··· LISTING
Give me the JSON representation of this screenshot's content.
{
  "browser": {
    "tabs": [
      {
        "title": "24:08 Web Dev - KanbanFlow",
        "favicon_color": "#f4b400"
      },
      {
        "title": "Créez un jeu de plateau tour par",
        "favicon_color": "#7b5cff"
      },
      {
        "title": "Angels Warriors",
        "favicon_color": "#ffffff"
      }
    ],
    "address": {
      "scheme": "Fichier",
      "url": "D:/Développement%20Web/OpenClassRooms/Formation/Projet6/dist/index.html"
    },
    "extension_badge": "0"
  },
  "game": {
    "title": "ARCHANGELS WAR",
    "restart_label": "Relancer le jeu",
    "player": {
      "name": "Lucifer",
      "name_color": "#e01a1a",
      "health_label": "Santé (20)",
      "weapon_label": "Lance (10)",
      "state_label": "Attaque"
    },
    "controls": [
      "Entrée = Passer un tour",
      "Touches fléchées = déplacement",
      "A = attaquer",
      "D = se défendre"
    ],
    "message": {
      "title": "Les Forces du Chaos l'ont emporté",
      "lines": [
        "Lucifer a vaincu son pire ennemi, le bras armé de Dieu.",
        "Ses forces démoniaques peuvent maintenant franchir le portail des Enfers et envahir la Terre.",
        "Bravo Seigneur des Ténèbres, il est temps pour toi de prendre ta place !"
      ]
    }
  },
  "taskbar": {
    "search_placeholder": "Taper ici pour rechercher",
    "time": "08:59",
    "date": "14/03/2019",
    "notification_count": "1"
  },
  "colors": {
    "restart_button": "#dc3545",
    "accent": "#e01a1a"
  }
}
······
YOUR INSTRUCTIONS —
What is the number of lines in the records that contain "Lucifer"? Give that number only.

THE COMPLETED TASK —
2